### Available records
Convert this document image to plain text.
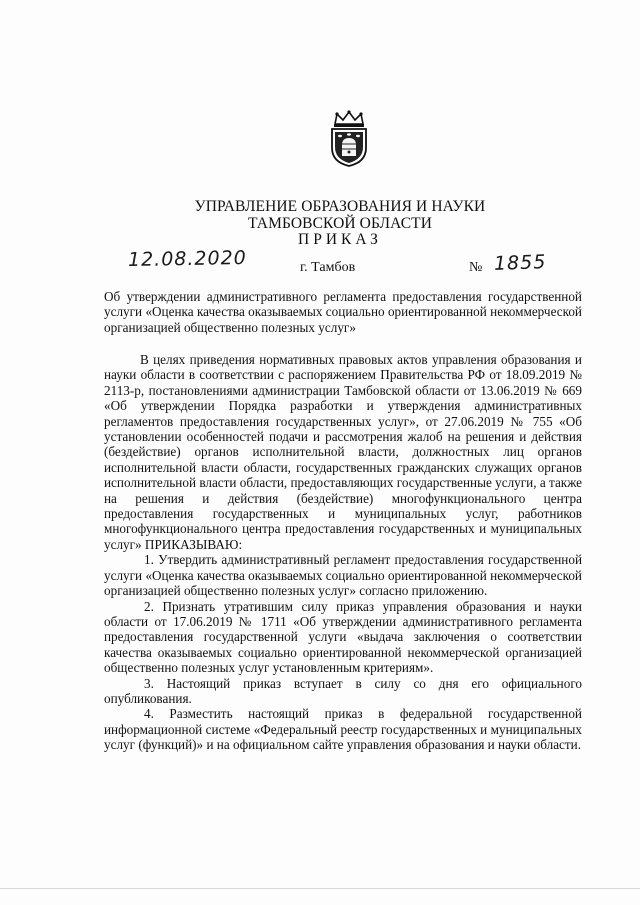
УПРАВЛЕНИЕ ОБРАЗОВАНИЯ И НАУКИ
ТАМБОВСКОЙ ОБЛАСТИ
ПРИКАЗ
12.08.2020	г. Тамбов	№ 1855
Об утверждении административного регламента предоставления государственной услуги «Оценка качества оказываемых социально ориентированной некоммерческой организацией общественно полезных услуг»

В целях приведения нормативных правовых актов управления образования и науки области в соответствии с распоряжением Правительства РФ от 18.09.2019 № 2113-р, постановлениями администрации Тамбовской области от 13.06.2019 № 669 «Об утверждении Порядка разработки и утверждения административных регламентов предоставления государственных услуг», от 27.06.2019 № 755 «Об установлении особенностей подачи и рассмотрения жалоб на решения и действия (бездействие) органов исполнительной власти, должностных лиц органов исполнительной власти области, государственных гражданских служащих органов исполнительной власти области, предоставляющих государственные услуги, а также на решения и действия (бездействие) многофункционального центра предоставления государственных и муниципальных услуг, работников многофункционального центра предоставления государственных и муниципальных услуг» ПРИКАЗЫВАЮ:

1. Утвердить административный регламент предоставления государственной услуги «Оценка качества оказываемых социально ориентированной некоммерческой организацией общественно полезных услуг» согласно приложению.

2. Признать утратившим силу приказ управления образования и науки области от 17.06.2019 № 1711 «Об утверждении административного регламента предоставления государственной услуги «выдача заключения о соответствии качества оказываемых социально ориентированной некоммерческой организацией общественно полезных услуг установленным критериям».

3. Настоящий приказ вступает в силу со дня его официального опубликования.

4. Разместить настоящий приказ в федеральной государственной информационной системе «Федеральный реестр государственных и муниципальных услуг (функций)» и на официальном сайте управления образования и науки области.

### Exercise goal
Copy out the whole listing exactly, and don't carry over any pictures.

### Right answer
Convert this document image to plain text.
УПРАВЛЕНИЕ ОБРАЗОВАНИЯ И НАУКИ
ТАМБОВСКОЙ ОБЛАСТИ
ПРИКАЗ
12.08.2020	г. Тамбов	№ 1855
Об утверждении административного регламента предоставления государственной услуги «Оценка качества оказываемых социально ориентированной некоммерческой организацией общественно полезных услуг»

В целях приведения нормативных правовых актов управления образования и науки области в соответствии с распоряжением Правительства РФ от 18.09.2019 № 2113-р, постановлениями администрации Тамбовской области от 13.06.2019 № 669 «Об утверждении Порядка разработки и утверждения административных регламентов предоставления государственных услуг», от 27.06.2019 № 755 «Об установлении особенностей подачи и рассмотрения жалоб на решения и действия (бездействие) органов исполнительной власти, должностных лиц органов исполнительной власти области, государственных гражданских служащих органов исполнительной власти области, предоставляющих государственные услуги, а также на решения и действия (бездействие) многофункционального центра предоставления государственных и муниципальных услуг, работников многофункционального центра предоставления государственных и муниципальных услуг» ПРИКАЗЫВАЮ:

1. Утвердить административный регламент предоставления государственной услуги «Оценка качества оказываемых социально ориентированной некоммерческой организацией общественно полезных услуг» согласно приложению.

2. Признать утратившим силу приказ управления образования и науки области от 17.06.2019 № 1711 «Об утверждении административного регламента предоставления государственной услуги «выдача заключения о соответствии качества оказываемых социально ориентированной некоммерческой организацией общественно полезных услуг установленным критериям».

3. Настоящий приказ вступает в силу со дня его официального опубликования.

4. Разместить настоящий приказ в федеральной государственной информационной системе «Федеральный реестр государственных и муниципальных услуг (функций)» и на официальном сайте управления образования и науки области.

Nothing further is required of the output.